Output each entry verbatim and exclude every picture from it.

***** Dataset records

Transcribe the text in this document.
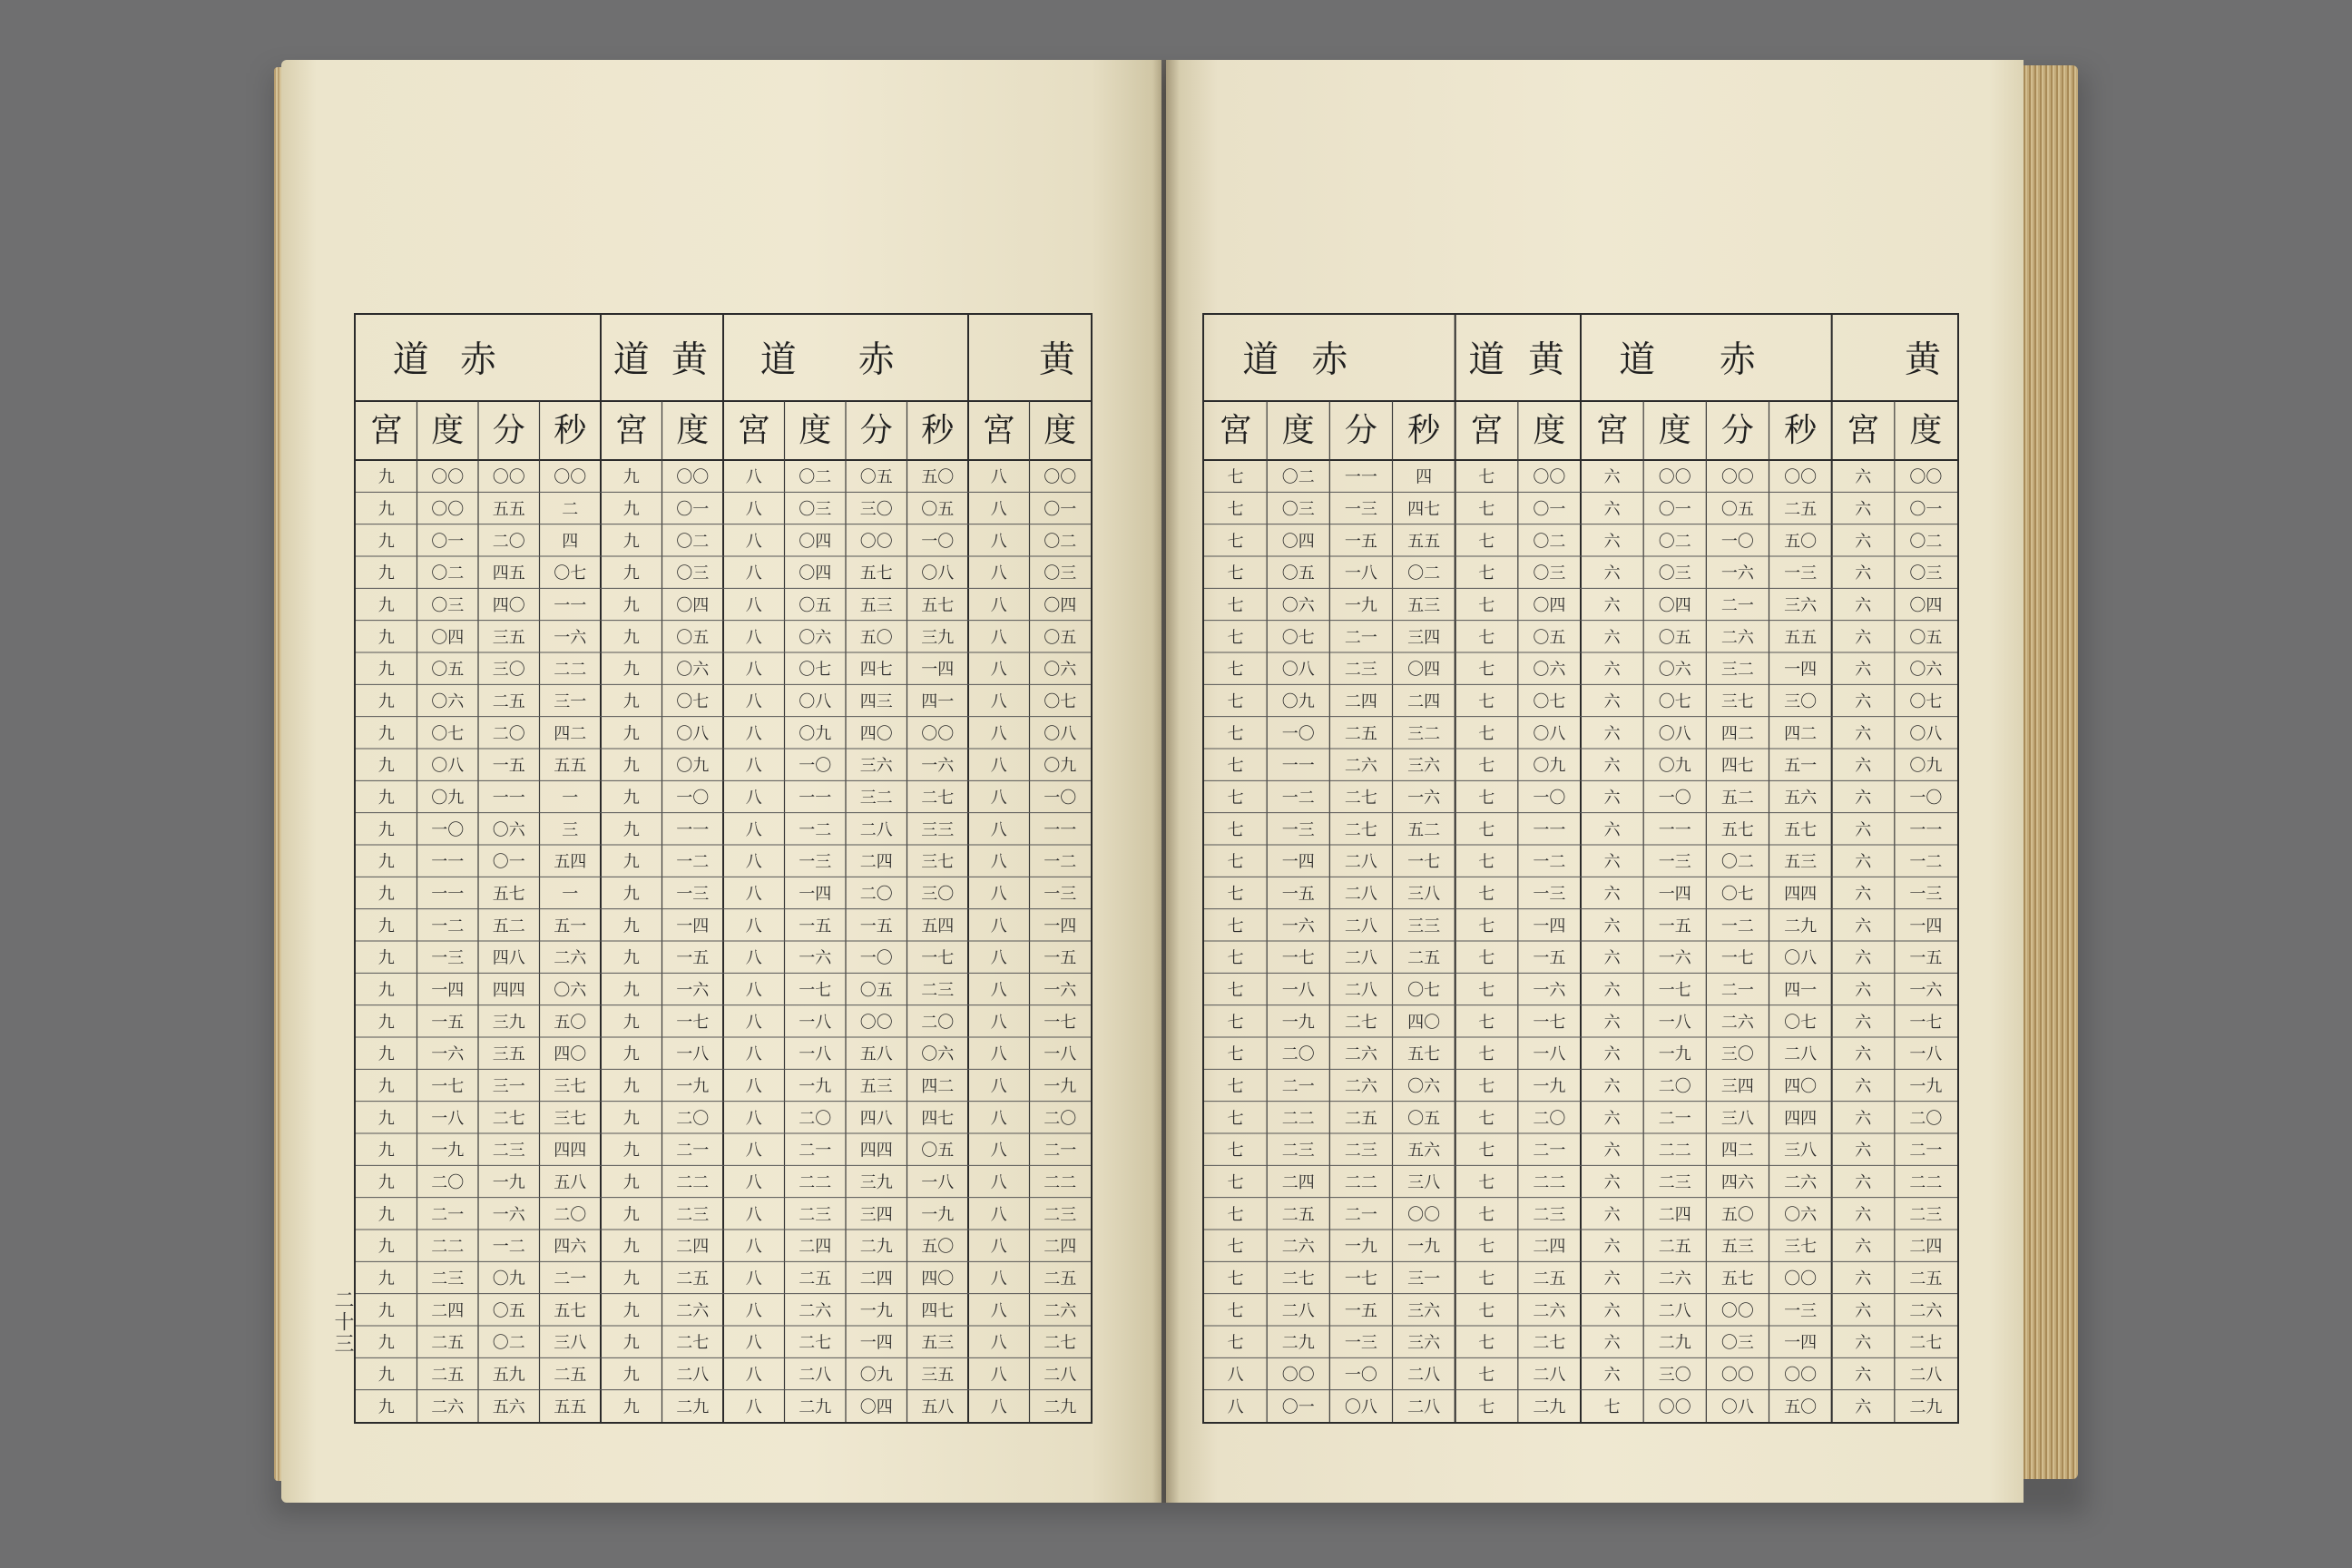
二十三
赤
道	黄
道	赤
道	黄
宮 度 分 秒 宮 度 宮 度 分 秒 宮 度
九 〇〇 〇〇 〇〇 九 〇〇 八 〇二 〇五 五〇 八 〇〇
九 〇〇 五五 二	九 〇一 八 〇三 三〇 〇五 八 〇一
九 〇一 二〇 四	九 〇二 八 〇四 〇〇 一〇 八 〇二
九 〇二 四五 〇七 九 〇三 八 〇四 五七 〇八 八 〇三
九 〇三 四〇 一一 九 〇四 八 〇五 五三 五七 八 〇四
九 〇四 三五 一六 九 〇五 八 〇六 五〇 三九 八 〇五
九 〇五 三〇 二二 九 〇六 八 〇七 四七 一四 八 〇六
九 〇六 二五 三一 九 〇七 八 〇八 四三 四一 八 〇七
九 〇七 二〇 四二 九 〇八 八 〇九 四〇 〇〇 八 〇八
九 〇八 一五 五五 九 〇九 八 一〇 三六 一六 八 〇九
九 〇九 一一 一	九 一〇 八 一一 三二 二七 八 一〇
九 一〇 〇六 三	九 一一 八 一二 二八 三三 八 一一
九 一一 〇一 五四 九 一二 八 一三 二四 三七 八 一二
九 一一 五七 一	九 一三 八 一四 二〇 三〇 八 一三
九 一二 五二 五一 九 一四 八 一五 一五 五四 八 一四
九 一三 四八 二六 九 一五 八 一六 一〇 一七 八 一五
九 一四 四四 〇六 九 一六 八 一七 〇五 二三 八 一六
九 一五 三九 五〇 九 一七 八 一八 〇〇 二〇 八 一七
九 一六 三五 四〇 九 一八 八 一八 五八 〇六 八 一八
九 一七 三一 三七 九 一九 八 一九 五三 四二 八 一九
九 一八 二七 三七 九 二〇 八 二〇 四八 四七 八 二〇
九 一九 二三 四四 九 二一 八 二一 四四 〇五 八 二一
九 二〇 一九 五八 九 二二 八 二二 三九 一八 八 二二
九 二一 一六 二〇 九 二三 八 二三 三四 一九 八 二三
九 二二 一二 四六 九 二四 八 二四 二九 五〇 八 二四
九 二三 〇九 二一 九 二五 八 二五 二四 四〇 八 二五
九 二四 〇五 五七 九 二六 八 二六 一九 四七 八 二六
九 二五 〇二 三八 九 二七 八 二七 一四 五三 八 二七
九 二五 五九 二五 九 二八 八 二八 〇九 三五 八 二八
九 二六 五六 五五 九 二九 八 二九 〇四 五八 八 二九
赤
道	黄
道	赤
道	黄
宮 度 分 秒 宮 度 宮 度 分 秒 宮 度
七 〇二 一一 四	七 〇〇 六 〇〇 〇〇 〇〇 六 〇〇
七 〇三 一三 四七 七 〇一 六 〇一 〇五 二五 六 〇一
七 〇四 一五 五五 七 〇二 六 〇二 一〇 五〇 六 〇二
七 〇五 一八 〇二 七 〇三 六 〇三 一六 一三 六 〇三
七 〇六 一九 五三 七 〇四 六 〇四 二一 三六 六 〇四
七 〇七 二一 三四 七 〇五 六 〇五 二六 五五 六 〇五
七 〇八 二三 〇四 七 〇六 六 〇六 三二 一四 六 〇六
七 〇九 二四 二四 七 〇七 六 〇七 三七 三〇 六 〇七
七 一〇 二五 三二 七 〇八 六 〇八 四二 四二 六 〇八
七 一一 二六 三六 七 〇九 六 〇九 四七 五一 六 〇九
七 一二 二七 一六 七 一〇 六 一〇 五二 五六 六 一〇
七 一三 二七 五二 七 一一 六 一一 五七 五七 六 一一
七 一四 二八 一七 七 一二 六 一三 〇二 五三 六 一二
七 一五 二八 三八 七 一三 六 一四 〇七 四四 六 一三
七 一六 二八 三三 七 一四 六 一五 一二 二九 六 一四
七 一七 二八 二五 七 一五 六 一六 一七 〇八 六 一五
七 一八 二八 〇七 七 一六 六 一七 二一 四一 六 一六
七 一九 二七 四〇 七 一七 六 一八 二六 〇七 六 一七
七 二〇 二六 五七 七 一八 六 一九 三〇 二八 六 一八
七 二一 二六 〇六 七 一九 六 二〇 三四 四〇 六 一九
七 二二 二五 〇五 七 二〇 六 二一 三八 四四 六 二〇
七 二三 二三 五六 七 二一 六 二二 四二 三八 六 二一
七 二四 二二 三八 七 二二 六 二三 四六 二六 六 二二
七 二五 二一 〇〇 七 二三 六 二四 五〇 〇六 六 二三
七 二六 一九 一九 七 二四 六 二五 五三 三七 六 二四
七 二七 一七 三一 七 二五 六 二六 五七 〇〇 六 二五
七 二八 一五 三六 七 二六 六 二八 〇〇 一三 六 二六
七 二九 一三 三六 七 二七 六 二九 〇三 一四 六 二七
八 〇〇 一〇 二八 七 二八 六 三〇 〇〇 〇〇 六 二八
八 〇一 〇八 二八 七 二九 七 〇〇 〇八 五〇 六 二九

**********

**Task output:**
Transcribe the text in this document.
二十三
赤
道	黄
道	赤
道	黄
宮 度 分 秒 宮 度 宮 度 分 秒 宮 度
九 〇〇 〇〇 〇〇 九 〇〇 八 〇二 〇五 五〇 八 〇〇
九 〇〇 五五 二	九 〇一 八 〇三 三〇 〇五 八 〇一
九 〇一 二〇 四	九 〇二 八 〇四 〇〇 一〇 八 〇二
九 〇二 四五 〇七 九 〇三 八 〇四 五七 〇八 八 〇三
九 〇三 四〇 一一 九 〇四 八 〇五 五三 五七 八 〇四
九 〇四 三五 一六 九 〇五 八 〇六 五〇 三九 八 〇五
九 〇五 三〇 二二 九 〇六 八 〇七 四七 一四 八 〇六
九 〇六 二五 三一 九 〇七 八 〇八 四三 四一 八 〇七
九 〇七 二〇 四二 九 〇八 八 〇九 四〇 〇〇 八 〇八
九 〇八 一五 五五 九 〇九 八 一〇 三六 一六 八 〇九
九 〇九 一一 一	九 一〇 八 一一 三二 二七 八 一〇
九 一〇 〇六 三	九 一一 八 一二 二八 三三 八 一一
九 一一 〇一 五四 九 一二 八 一三 二四 三七 八 一二
九 一一 五七 一	九 一三 八 一四 二〇 三〇 八 一三
九 一二 五二 五一 九 一四 八 一五 一五 五四 八 一四
九 一三 四八 二六 九 一五 八 一六 一〇 一七 八 一五
九 一四 四四 〇六 九 一六 八 一七 〇五 二三 八 一六
九 一五 三九 五〇 九 一七 八 一八 〇〇 二〇 八 一七
九 一六 三五 四〇 九 一八 八 一八 五八 〇六 八 一八
九 一七 三一 三七 九 一九 八 一九 五三 四二 八 一九
九 一八 二七 三七 九 二〇 八 二〇 四八 四七 八 二〇
九 一九 二三 四四 九 二一 八 二一 四四 〇五 八 二一
九 二〇 一九 五八 九 二二 八 二二 三九 一八 八 二二
九 二一 一六 二〇 九 二三 八 二三 三四 一九 八 二三
九 二二 一二 四六 九 二四 八 二四 二九 五〇 八 二四
九 二三 〇九 二一 九 二五 八 二五 二四 四〇 八 二五
九 二四 〇五 五七 九 二六 八 二六 一九 四七 八 二六
九 二五 〇二 三八 九 二七 八 二七 一四 五三 八 二七
九 二五 五九 二五 九 二八 八 二八 〇九 三五 八 二八
九 二六 五六 五五 九 二九 八 二九 〇四 五八 八 二九
赤
道	黄
道	赤
道	黄
宮 度 分 秒 宮 度 宮 度 分 秒 宮 度
七 〇二 一一 四	七 〇〇 六 〇〇 〇〇 〇〇 六 〇〇
七 〇三 一三 四七 七 〇一 六 〇一 〇五 二五 六 〇一
七 〇四 一五 五五 七 〇二 六 〇二 一〇 五〇 六 〇二
七 〇五 一八 〇二 七 〇三 六 〇三 一六 一三 六 〇三
七 〇六 一九 五三 七 〇四 六 〇四 二一 三六 六 〇四
七 〇七 二一 三四 七 〇五 六 〇五 二六 五五 六 〇五
七 〇八 二三 〇四 七 〇六 六 〇六 三二 一四 六 〇六
七 〇九 二四 二四 七 〇七 六 〇七 三七 三〇 六 〇七
七 一〇 二五 三二 七 〇八 六 〇八 四二 四二 六 〇八
七 一一 二六 三六 七 〇九 六 〇九 四七 五一 六 〇九
七 一二 二七 一六 七 一〇 六 一〇 五二 五六 六 一〇
七 一三 二七 五二 七 一一 六 一一 五七 五七 六 一一
七 一四 二八 一七 七 一二 六 一三 〇二 五三 六 一二
七 一五 二八 三八 七 一三 六 一四 〇七 四四 六 一三
七 一六 二八 三三 七 一四 六 一五 一二 二九 六 一四
七 一七 二八 二五 七 一五 六 一六 一七 〇八 六 一五
七 一八 二八 〇七 七 一六 六 一七 二一 四一 六 一六
七 一九 二七 四〇 七 一七 六 一八 二六 〇七 六 一七
七 二〇 二六 五七 七 一八 六 一九 三〇 二八 六 一八
七 二一 二六 〇六 七 一九 六 二〇 三四 四〇 六 一九
七 二二 二五 〇五 七 二〇 六 二一 三八 四四 六 二〇
七 二三 二三 五六 七 二一 六 二二 四二 三八 六 二一
七 二四 二二 三八 七 二二 六 二三 四六 二六 六 二二
七 二五 二一 〇〇 七 二三 六 二四 五〇 〇六 六 二三
七 二六 一九 一九 七 二四 六 二五 五三 三七 六 二四
七 二七 一七 三一 七 二五 六 二六 五七 〇〇 六 二五
七 二八 一五 三六 七 二六 六 二八 〇〇 一三 六 二六
七 二九 一三 三六 七 二七 六 二九 〇三 一四 六 二七
八 〇〇 一〇 二八 七 二八 六 三〇 〇〇 〇〇 六 二八
八 〇一 〇八 二八 七 二九 七 〇〇 〇八 五〇 六 二九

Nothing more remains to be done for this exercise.